» **WHAT IS BEING ASKED**: Determine the count of lines holding the string "tree". Return only the number.

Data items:
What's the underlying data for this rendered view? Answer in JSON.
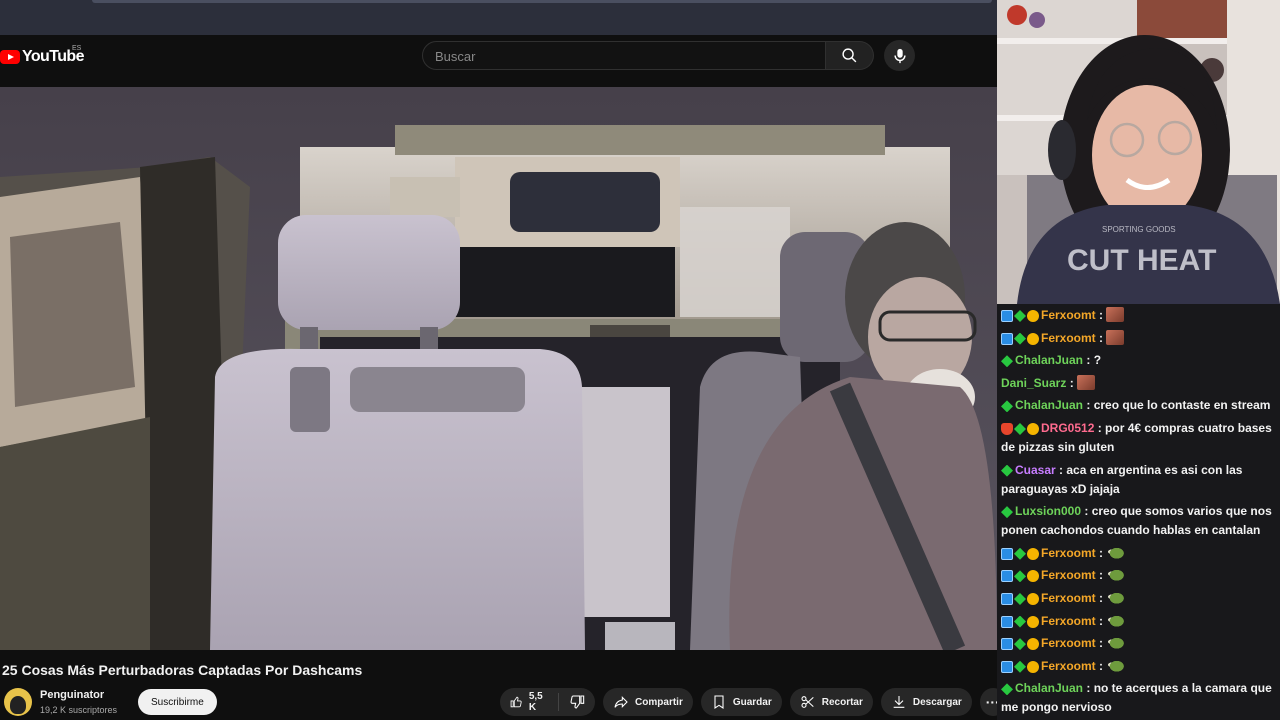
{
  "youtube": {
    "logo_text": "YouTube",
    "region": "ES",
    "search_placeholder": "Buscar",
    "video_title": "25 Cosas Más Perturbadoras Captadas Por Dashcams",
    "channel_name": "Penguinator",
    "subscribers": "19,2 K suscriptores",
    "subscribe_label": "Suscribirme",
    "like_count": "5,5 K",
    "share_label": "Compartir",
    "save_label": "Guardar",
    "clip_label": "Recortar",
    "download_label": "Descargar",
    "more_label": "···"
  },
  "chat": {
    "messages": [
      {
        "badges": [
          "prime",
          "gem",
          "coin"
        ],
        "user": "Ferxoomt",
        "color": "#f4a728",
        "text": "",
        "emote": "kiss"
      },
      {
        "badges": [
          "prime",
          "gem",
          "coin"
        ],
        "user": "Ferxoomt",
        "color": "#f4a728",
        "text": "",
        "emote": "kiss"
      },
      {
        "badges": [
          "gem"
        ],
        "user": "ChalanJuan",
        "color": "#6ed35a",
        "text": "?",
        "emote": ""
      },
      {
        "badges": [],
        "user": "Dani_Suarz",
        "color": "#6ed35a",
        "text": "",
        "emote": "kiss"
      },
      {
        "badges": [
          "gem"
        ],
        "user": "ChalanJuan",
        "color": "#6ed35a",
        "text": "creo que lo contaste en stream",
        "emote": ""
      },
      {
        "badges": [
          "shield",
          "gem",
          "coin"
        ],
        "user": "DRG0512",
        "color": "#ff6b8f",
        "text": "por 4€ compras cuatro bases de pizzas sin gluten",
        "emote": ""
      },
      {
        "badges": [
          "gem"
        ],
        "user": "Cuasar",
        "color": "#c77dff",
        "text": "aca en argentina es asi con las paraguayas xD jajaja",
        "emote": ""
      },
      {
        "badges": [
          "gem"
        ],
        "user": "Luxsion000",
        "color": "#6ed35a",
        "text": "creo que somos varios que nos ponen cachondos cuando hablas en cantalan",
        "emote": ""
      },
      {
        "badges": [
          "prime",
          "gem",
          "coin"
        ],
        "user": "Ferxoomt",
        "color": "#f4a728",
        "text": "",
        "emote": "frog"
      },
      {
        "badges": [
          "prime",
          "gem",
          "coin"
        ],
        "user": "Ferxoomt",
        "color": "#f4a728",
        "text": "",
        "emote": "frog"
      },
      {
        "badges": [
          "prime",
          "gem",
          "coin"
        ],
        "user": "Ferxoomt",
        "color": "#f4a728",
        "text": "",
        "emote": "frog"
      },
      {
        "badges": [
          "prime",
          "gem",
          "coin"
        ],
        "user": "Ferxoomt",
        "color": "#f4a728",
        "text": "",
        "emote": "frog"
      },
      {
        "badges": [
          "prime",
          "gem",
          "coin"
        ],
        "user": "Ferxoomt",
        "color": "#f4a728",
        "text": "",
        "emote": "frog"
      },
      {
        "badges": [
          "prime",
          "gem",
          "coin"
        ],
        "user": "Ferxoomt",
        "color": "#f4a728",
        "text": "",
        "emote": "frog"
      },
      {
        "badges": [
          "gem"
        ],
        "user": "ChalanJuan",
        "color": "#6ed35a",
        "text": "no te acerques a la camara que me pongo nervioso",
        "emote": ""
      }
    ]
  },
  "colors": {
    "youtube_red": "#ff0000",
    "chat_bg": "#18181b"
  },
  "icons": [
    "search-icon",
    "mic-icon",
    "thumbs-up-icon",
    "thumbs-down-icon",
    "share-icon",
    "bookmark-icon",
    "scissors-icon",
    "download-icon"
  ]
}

* * *

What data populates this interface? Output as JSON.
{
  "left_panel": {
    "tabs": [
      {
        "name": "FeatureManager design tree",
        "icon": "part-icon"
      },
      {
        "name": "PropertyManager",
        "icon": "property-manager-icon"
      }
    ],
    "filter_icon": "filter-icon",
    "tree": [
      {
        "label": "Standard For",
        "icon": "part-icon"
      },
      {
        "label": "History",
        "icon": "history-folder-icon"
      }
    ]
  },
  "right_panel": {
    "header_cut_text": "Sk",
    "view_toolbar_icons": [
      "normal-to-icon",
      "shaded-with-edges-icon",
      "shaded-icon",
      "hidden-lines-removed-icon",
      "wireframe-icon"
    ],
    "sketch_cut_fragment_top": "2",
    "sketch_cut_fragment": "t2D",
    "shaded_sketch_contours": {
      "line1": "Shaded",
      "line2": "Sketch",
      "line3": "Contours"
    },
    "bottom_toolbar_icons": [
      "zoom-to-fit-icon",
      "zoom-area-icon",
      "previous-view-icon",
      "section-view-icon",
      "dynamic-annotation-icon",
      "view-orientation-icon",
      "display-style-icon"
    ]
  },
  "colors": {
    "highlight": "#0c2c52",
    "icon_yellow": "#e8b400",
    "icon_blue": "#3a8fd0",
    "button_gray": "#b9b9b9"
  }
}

...

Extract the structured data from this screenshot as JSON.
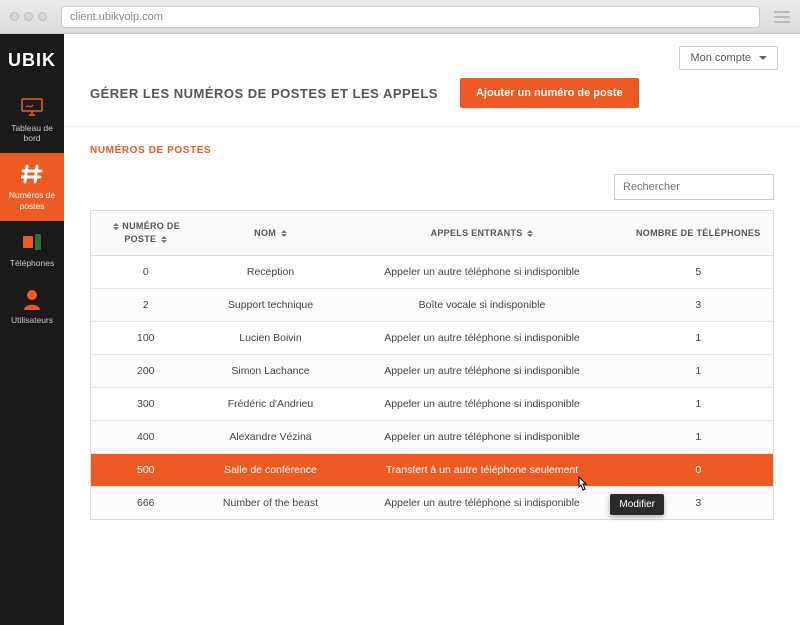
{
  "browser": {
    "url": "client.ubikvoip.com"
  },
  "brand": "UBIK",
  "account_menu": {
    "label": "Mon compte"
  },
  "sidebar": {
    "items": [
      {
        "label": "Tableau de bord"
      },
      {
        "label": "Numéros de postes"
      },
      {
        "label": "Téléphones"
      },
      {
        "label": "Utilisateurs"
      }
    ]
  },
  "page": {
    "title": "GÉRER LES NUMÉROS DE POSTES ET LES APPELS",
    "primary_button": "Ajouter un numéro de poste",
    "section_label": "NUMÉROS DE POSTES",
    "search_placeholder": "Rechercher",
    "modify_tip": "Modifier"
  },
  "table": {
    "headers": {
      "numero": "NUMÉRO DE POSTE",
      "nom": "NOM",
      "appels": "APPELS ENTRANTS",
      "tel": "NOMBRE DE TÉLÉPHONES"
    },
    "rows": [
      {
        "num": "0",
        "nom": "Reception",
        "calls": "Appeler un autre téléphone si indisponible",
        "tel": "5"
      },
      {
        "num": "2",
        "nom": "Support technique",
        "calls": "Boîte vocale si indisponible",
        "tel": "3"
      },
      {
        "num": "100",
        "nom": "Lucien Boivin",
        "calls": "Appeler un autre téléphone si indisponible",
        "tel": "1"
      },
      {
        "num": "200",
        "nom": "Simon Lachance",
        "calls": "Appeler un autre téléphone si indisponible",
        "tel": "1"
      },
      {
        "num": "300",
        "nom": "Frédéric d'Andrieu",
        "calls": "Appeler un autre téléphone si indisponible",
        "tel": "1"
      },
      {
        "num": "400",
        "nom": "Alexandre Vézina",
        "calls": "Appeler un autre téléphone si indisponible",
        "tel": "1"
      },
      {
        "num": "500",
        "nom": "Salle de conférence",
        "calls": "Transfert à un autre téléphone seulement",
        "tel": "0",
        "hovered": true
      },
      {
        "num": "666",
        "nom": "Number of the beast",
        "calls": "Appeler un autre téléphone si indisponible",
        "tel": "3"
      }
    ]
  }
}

» **TASK ANSWER**: 2